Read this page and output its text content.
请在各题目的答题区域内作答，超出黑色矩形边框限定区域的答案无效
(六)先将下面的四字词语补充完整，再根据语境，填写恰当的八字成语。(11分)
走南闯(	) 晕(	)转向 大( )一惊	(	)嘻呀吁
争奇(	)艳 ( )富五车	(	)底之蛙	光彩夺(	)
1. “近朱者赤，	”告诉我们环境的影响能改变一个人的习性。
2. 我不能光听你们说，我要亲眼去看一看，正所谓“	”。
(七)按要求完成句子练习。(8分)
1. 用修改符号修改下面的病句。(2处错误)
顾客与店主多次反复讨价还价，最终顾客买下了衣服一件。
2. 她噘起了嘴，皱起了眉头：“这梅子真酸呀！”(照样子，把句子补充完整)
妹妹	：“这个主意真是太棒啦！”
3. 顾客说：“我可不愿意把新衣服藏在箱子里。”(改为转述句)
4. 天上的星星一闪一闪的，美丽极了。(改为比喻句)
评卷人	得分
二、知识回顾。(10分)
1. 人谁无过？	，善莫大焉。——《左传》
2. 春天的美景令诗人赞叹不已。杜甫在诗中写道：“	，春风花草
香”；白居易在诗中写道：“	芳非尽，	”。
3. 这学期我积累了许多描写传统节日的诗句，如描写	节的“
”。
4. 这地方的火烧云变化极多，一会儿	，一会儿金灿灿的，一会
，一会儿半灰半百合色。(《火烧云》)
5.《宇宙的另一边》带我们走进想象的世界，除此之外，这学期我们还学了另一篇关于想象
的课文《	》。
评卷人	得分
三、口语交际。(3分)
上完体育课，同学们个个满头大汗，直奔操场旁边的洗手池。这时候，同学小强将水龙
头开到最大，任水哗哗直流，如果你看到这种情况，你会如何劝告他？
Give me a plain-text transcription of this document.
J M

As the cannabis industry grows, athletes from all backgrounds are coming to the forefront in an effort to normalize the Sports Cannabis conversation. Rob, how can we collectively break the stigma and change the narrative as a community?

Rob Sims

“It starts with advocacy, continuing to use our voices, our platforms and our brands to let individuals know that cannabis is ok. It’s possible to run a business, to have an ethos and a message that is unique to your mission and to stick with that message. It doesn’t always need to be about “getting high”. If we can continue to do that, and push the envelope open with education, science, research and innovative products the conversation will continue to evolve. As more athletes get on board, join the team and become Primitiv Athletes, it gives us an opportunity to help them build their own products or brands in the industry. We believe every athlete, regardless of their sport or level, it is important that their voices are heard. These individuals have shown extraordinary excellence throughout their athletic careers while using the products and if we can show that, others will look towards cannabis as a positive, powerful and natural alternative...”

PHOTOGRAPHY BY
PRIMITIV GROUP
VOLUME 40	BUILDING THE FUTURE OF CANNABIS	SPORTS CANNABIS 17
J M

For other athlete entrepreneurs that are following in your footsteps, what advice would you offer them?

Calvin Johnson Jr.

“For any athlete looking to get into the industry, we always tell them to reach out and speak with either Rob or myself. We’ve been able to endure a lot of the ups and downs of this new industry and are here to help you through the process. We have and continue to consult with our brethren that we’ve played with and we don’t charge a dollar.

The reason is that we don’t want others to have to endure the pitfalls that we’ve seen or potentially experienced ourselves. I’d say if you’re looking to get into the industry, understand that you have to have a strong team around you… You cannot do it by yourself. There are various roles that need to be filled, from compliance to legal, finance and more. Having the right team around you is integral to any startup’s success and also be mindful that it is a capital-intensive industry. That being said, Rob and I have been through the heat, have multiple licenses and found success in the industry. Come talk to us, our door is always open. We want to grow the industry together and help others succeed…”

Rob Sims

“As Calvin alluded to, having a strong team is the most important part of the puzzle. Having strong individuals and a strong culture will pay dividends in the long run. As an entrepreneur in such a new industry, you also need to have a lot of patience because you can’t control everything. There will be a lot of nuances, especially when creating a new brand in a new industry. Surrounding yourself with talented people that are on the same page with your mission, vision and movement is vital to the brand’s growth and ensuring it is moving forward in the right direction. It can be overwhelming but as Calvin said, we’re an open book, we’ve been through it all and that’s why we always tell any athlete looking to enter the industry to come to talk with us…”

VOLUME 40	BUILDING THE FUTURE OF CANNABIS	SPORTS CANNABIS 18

#### WHAT IS ASKED:
Restate every line of the data word for word.

#### EXERCISE RESPONSE:
Read this page and output its text content.
请在各题目的答题区域内作答，超出黑色矩形边框限定区域的答案无效
(六)先将下面的四字词语补充完整，再根据语境，填写恰当的八字成语。(11分)
走南闯(	) 晕(	)转向 大( )一惊	(	)嘻呀吁
争奇(	)艳 ( )富五车	(	)底之蛙	光彩夺(	)
1. “近朱者赤，	”告诉我们环境的影响能改变一个人的习性。
2. 我不能光听你们说，我要亲眼去看一看，正所谓“	”。
(七)按要求完成句子练习。(8分)
1. 用修改符号修改下面的病句。(2处错误)
顾客与店主多次反复讨价还价，最终顾客买下了衣服一件。
2. 她噘起了嘴，皱起了眉头：“这梅子真酸呀！”(照样子，把句子补充完整)
妹妹	：“这个主意真是太棒啦！”
3. 顾客说：“我可不愿意把新衣服藏在箱子里。”(改为转述句)
4. 天上的星星一闪一闪的，美丽极了。(改为比喻句)
评卷人	得分
二、知识回顾。(10分)
1. 人谁无过？	，善莫大焉。——《左传》
2. 春天的美景令诗人赞叹不已。杜甫在诗中写道：“	，春风花草
香”；白居易在诗中写道：“	芳非尽，	”。
3. 这学期我积累了许多描写传统节日的诗句，如描写	节的“
”。
4. 这地方的火烧云变化极多，一会儿	，一会儿金灿灿的，一会
，一会儿半灰半百合色。(《火烧云》)
5.《宇宙的另一边》带我们走进想象的世界，除此之外，这学期我们还学了另一篇关于想象
的课文《	》。
评卷人	得分
三、口语交际。(3分)
上完体育课，同学们个个满头大汗，直奔操场旁边的洗手池。这时候，同学小强将水龙
头开到最大，任水哗哗直流，如果你看到这种情况，你会如何劝告他？
Give me a plain-text transcription of this document.
J M

As the cannabis industry grows, athletes from all backgrounds are coming to the forefront in an effort to normalize the Sports Cannabis conversation. Rob, how can we collectively break the stigma and change the narrative as a community?

Rob Sims

“It starts with advocacy, continuing to use our voices, our platforms and our brands to let individuals know that cannabis is ok. It’s possible to run a business, to have an ethos and a message that is unique to your mission and to stick with that message. It doesn’t always need to be about “getting high”. If we can continue to do that, and push the envelope open with education, science, research and innovative products the conversation will continue to evolve. As more athletes get on board, join the team and become Primitiv Athletes, it gives us an opportunity to help them build their own products or brands in the industry. We believe every athlete, regardless of their sport or level, it is important that their voices are heard. These individuals have shown extraordinary excellence throughout their athletic careers while using the products and if we can show that, others will look towards cannabis as a positive, powerful and natural alternative...”

PHOTOGRAPHY BY
PRIMITIV GROUP
VOLUME 40	BUILDING THE FUTURE OF CANNABIS	SPORTS CANNABIS 17
J M

For other athlete entrepreneurs that are following in your footsteps, what advice would you offer them?

Calvin Johnson Jr.

“For any athlete looking to get into the industry, we always tell them to reach out and speak with either Rob or myself. We’ve been able to endure a lot of the ups and downs of this new industry and are here to help you through the process. We have and continue to consult with our brethren that we’ve played with and we don’t charge a dollar.

The reason is that we don’t want others to have to endure the pitfalls that we’ve seen or potentially experienced ourselves. I’d say if you’re looking to get into the industry, understand that you have to have a strong team around you… You cannot do it by yourself. There are various roles that need to be filled, from compliance to legal, finance and more. Having the right team around you is integral to any startup’s success and also be mindful that it is a capital-intensive industry. That being said, Rob and I have been through the heat, have multiple licenses and found success in the industry. Come talk to us, our door is always open. We want to grow the industry together and help others succeed…”

Rob Sims

“As Calvin alluded to, having a strong team is the most important part of the puzzle. Having strong individuals and a strong culture will pay dividends in the long run. As an entrepreneur in such a new industry, you also need to have a lot of patience because you can’t control everything. There will be a lot of nuances, especially when creating a new brand in a new industry. Surrounding yourself with talented people that are on the same page with your mission, vision and movement is vital to the brand’s growth and ensuring it is moving forward in the right direction. It can be overwhelming but as Calvin said, we’re an open book, we’ve been through it all and that’s why we always tell any athlete looking to enter the industry to come to talk with us…”

VOLUME 40	BUILDING THE FUTURE OF CANNABIS	SPORTS CANNABIS 18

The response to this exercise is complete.